◆ **PROBLEM REQUIREMENTS**
Transcribe the lines below verbatim, skipping the images.

§ §

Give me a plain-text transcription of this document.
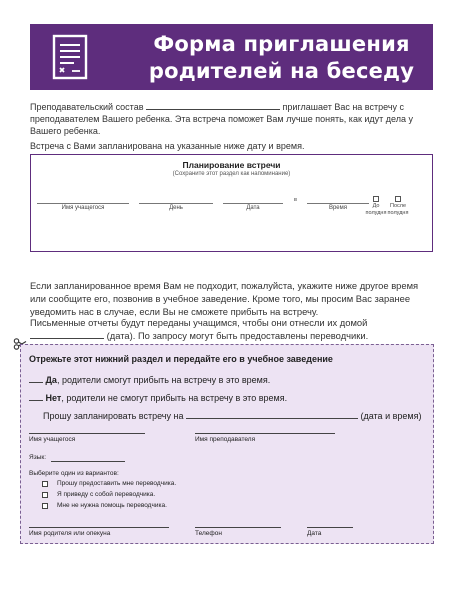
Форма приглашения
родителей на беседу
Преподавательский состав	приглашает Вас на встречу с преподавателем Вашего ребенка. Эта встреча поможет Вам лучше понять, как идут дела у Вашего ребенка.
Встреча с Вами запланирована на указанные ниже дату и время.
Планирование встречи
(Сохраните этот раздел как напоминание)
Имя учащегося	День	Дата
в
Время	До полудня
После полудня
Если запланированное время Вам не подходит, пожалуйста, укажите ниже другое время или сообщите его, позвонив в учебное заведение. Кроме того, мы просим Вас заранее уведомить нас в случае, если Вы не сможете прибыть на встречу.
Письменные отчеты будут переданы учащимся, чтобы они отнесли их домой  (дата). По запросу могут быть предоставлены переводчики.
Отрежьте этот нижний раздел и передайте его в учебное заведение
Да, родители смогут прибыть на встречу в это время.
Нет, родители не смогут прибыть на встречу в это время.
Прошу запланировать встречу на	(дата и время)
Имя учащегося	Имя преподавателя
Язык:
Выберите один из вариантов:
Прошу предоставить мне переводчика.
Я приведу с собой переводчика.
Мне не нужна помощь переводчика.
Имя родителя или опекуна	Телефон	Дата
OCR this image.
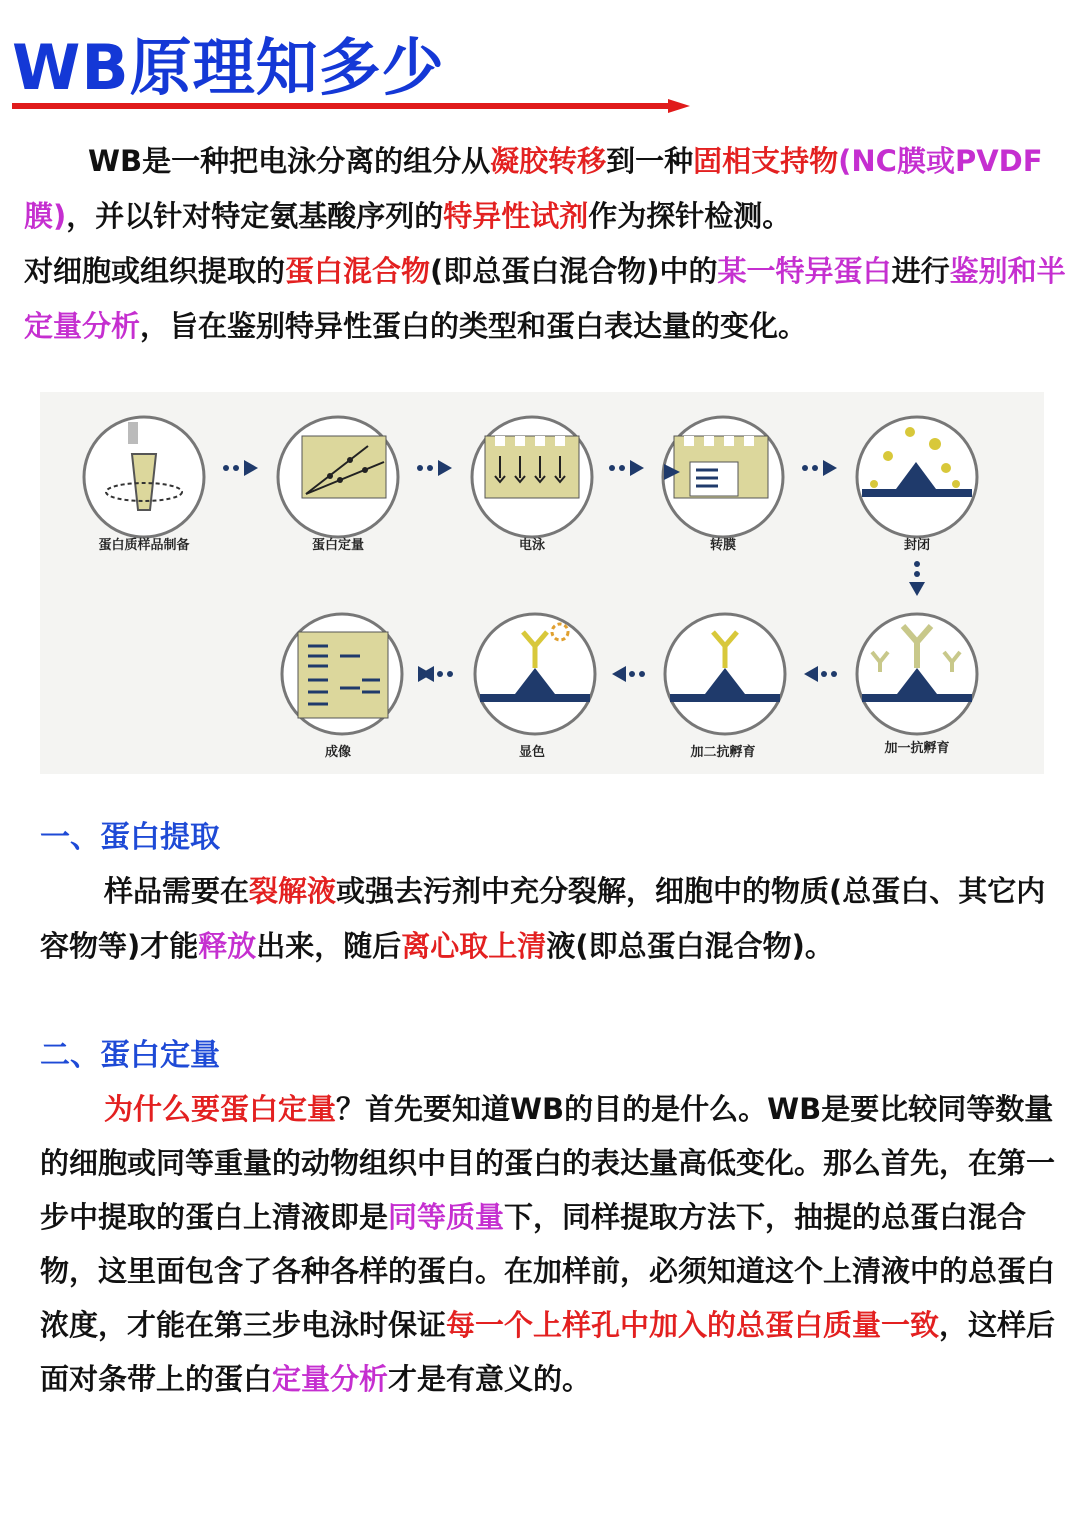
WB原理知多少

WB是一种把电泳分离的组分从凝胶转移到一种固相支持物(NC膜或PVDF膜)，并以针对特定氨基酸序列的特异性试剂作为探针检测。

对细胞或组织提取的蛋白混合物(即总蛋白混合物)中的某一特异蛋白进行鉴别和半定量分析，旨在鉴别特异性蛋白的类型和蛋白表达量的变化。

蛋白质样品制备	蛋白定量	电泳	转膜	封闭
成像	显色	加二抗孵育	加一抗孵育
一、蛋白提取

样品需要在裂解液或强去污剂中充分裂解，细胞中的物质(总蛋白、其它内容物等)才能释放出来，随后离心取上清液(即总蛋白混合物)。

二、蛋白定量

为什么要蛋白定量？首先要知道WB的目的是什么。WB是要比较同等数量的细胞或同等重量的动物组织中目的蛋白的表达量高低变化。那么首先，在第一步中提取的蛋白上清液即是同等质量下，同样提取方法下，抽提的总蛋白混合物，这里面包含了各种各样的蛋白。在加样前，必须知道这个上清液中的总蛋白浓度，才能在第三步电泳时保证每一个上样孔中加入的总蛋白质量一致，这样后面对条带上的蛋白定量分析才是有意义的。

§ §

◆ **COMPLETE OUTPUT**
Give me a plain-text transcription of this document.
Форма приглашения
родителей на беседу
Преподавательский состав	приглашает Вас на встречу с преподавателем Вашего ребенка. Эта встреча поможет Вам лучше понять, как идут дела у Вашего ребенка.
Встреча с Вами запланирована на указанные ниже дату и время.
Планирование встречи
(Сохраните этот раздел как напоминание)
Имя учащегося	День	Дата
в
Время	До полудня
После полудня
Если запланированное время Вам не подходит, пожалуйста, укажите ниже другое время или сообщите его, позвонив в учебное заведение. Кроме того, мы просим Вас заранее уведомить нас в случае, если Вы не сможете прибыть на встречу.
Письменные отчеты будут переданы учащимся, чтобы они отнесли их домой  (дата). По запросу могут быть предоставлены переводчики.
Отрежьте этот нижний раздел и передайте его в учебное заведение
Да, родители смогут прибыть на встречу в это время.
Нет, родители не смогут прибыть на встречу в это время.
Прошу запланировать встречу на	(дата и время)
Имя учащегося	Имя преподавателя
Язык:
Выберите один из вариантов:
Прошу предоставить мне переводчика.
Я приведу с собой переводчика.
Мне не нужна помощь переводчика.
Имя родителя или опекуна	Телефон	Дата
OCR this image.
WB原理知多少

WB是一种把电泳分离的组分从凝胶转移到一种固相支持物(NC膜或PVDF膜)，并以针对特定氨基酸序列的特异性试剂作为探针检测。

对细胞或组织提取的蛋白混合物(即总蛋白混合物)中的某一特异蛋白进行鉴别和半定量分析，旨在鉴别特异性蛋白的类型和蛋白表达量的变化。

蛋白质样品制备	蛋白定量	电泳	转膜	封闭
成像	显色	加二抗孵育	加一抗孵育
一、蛋白提取

样品需要在裂解液或强去污剂中充分裂解，细胞中的物质(总蛋白、其它内容物等)才能释放出来，随后离心取上清液(即总蛋白混合物)。

二、蛋白定量

为什么要蛋白定量？首先要知道WB的目的是什么。WB是要比较同等数量的细胞或同等重量的动物组织中目的蛋白的表达量高低变化。那么首先，在第一步中提取的蛋白上清液即是同等质量下，同样提取方法下，抽提的总蛋白混合物，这里面包含了各种各样的蛋白。在加样前，必须知道这个上清液中的总蛋白浓度，才能在第三步电泳时保证每一个上样孔中加入的总蛋白质量一致，这样后面对条带上的蛋白定量分析才是有意义的。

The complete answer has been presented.